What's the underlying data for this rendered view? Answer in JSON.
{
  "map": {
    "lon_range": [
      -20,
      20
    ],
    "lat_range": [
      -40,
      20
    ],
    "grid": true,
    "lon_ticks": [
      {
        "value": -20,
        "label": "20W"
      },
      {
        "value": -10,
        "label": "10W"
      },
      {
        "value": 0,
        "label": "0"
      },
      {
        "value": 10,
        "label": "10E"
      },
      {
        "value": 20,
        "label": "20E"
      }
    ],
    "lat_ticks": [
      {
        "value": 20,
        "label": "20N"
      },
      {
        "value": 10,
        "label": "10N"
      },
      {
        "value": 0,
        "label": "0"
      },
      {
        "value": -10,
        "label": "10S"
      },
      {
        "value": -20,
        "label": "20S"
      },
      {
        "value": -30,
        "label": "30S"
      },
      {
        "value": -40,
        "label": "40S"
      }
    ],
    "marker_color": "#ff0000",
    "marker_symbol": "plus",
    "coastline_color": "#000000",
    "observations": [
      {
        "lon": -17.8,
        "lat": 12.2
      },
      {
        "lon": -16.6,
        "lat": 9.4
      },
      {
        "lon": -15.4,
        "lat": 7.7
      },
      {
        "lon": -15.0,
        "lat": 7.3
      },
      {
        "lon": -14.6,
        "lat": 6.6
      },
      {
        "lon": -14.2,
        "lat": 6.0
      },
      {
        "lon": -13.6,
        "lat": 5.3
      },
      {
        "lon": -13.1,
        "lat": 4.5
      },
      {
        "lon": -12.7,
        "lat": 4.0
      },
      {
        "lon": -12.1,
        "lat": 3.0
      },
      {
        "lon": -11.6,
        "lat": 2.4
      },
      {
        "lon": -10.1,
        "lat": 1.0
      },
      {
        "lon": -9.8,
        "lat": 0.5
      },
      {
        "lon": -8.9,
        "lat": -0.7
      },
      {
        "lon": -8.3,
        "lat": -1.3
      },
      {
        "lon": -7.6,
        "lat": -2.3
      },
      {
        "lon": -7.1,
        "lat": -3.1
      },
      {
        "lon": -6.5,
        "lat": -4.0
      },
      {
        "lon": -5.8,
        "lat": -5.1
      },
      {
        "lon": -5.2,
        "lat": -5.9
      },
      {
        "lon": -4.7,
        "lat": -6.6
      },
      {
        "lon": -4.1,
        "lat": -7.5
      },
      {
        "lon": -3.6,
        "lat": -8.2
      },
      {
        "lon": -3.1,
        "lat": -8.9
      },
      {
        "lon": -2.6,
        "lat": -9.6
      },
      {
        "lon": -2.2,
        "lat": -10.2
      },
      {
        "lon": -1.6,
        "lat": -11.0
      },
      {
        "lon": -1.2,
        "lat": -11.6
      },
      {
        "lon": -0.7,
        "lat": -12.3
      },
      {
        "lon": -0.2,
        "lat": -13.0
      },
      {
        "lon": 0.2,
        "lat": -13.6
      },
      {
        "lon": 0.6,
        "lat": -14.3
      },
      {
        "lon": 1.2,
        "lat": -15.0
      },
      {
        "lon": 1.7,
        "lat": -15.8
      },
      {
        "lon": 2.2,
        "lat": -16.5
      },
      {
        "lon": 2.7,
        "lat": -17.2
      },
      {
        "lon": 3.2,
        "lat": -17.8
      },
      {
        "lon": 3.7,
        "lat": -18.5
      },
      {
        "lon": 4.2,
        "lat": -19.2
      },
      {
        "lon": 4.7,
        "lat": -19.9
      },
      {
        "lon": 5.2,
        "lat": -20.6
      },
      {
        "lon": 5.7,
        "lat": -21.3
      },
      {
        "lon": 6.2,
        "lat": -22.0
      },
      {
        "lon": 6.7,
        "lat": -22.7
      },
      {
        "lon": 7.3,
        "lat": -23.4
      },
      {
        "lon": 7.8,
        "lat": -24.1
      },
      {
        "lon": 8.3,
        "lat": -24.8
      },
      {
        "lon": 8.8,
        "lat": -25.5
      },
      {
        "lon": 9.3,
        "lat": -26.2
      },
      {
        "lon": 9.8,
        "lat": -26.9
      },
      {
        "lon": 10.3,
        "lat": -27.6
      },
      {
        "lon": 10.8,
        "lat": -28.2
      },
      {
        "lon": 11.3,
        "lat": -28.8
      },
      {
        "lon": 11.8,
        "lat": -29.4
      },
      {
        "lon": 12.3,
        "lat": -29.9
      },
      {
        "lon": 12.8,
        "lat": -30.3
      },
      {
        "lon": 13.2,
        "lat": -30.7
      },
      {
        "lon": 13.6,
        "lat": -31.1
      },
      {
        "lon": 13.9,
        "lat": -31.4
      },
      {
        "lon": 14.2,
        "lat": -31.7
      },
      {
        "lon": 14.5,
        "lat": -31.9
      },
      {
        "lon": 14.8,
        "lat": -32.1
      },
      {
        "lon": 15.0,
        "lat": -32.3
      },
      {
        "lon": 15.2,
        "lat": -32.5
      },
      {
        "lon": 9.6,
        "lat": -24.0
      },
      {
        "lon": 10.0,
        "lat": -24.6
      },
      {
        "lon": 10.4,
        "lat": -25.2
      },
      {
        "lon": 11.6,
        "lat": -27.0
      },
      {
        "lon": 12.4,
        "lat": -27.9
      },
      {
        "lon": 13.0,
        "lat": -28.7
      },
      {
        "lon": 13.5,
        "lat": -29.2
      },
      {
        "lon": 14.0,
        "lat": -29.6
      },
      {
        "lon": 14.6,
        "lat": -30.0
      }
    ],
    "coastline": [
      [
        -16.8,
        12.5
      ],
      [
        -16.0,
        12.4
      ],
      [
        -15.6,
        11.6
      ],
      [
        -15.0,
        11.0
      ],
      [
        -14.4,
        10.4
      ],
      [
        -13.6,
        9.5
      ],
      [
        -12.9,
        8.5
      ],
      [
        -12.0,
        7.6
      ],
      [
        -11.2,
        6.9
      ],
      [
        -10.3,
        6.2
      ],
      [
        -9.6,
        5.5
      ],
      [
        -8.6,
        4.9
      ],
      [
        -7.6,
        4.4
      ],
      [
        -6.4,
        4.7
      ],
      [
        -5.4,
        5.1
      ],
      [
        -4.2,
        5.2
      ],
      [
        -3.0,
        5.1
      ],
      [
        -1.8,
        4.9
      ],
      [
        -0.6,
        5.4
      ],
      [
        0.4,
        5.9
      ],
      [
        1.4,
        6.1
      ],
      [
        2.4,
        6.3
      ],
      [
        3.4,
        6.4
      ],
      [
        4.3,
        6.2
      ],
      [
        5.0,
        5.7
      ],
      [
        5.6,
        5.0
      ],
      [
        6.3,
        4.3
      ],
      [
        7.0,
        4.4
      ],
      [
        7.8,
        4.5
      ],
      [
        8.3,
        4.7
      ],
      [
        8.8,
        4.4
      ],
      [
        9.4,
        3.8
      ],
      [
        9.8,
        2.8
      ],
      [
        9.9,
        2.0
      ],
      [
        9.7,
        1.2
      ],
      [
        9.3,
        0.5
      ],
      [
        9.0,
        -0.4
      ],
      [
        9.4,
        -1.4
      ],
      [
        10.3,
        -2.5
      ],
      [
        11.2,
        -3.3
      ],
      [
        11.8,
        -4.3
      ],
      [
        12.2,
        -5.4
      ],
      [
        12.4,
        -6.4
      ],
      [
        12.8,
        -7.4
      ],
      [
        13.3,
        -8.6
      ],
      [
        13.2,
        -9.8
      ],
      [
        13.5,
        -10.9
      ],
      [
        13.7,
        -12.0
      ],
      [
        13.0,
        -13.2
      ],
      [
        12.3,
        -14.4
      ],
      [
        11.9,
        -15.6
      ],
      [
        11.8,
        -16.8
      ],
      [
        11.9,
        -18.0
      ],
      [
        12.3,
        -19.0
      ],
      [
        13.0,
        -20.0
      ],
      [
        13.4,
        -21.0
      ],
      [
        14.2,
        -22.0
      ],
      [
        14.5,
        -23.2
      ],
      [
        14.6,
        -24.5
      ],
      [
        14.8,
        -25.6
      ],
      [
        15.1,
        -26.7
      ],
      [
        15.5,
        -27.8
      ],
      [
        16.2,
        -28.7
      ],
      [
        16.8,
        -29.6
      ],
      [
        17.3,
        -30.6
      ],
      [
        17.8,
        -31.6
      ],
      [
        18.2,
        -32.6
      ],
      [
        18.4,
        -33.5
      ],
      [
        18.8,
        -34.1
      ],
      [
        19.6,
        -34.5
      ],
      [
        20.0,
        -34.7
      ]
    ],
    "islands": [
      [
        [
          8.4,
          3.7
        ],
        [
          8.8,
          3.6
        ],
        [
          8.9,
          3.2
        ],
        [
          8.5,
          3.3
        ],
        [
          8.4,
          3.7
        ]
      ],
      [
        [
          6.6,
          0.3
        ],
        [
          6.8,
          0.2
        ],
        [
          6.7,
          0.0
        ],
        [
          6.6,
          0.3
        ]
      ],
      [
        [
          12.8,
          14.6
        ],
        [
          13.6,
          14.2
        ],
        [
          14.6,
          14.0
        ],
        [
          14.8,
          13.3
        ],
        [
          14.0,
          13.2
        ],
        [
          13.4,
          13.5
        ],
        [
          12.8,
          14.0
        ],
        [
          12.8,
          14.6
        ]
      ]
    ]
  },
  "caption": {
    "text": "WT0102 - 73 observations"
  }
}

**********

> [PROBLEM TO WORK ON] Pick out the lines that contain "observations" and copy them.

> [FINISHED ANSWER]
    "observations": [
    "text": "WT0102 - 73 observations"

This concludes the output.